## Task to carry out
Please copy the data from its first line through the line with "like-count: 1 [86, 116, 90, 124]", replacing "share-button" with "forward-button" and leaving everything else unchanged.

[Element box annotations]
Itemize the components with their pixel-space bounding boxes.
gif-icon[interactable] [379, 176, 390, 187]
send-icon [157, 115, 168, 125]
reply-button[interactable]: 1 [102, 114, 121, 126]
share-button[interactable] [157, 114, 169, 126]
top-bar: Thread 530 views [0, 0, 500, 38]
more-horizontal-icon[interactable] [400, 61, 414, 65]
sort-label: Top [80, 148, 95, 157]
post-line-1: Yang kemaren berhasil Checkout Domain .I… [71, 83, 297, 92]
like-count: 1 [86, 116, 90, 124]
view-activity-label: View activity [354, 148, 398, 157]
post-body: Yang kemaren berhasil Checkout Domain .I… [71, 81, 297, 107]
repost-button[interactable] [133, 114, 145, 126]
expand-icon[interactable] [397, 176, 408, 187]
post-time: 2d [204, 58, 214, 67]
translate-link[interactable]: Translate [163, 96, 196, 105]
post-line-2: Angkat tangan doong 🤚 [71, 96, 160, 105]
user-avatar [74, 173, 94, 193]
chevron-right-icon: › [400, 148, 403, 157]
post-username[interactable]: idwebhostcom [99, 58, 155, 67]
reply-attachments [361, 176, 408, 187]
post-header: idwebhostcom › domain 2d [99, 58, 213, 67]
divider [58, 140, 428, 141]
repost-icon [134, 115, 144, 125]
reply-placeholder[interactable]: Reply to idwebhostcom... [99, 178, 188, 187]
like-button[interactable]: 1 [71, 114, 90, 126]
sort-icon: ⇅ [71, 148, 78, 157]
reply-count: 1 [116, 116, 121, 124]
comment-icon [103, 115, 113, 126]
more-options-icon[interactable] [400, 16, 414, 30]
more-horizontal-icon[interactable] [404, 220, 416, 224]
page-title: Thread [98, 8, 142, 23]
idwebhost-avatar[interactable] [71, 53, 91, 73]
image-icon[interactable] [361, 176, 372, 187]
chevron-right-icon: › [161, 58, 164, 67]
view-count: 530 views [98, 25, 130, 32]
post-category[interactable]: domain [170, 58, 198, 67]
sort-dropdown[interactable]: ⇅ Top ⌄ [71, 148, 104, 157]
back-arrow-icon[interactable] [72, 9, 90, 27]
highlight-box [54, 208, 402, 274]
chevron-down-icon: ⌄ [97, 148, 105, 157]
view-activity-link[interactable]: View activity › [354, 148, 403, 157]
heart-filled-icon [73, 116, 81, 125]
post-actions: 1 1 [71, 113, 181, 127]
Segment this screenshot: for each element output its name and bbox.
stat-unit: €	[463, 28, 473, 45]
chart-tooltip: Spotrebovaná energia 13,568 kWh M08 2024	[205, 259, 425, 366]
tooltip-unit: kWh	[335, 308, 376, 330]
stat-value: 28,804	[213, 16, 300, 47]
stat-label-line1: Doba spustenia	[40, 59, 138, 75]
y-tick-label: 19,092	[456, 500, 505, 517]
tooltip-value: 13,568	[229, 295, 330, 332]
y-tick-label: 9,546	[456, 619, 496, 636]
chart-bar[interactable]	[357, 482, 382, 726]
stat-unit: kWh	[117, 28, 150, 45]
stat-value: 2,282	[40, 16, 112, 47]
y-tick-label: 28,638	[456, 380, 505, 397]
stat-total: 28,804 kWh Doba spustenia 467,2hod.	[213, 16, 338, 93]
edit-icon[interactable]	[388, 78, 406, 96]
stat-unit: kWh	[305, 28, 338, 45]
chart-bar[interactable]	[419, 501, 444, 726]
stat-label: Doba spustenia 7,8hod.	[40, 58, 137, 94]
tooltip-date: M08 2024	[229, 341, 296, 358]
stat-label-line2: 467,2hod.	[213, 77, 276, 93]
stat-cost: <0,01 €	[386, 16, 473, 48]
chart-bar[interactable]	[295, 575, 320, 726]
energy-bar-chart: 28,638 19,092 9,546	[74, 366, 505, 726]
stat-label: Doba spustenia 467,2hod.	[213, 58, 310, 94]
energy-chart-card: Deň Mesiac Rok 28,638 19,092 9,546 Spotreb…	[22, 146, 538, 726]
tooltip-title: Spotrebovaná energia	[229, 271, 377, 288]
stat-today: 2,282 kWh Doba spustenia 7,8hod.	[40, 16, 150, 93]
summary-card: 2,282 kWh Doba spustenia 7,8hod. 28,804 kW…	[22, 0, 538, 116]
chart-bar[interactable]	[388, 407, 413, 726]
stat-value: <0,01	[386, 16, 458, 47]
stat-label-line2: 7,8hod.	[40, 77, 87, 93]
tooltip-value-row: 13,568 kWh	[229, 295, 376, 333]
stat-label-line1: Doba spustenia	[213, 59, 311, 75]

## Expected answer
Itemize the components with their pixel-space bounding boxes.
gif-icon[interactable] [379, 176, 390, 187]
send-icon [157, 115, 168, 125]
reply-button[interactable]: 1 [102, 114, 121, 126]
forward-button[interactable] [157, 114, 169, 126]
top-bar: Thread 530 views [0, 0, 500, 38]
more-horizontal-icon[interactable] [400, 61, 414, 65]
sort-label: Top [80, 148, 95, 157]
post-line-1: Yang kemaren berhasil Checkout Domain .I… [71, 83, 297, 92]
like-count: 1 [86, 116, 90, 124]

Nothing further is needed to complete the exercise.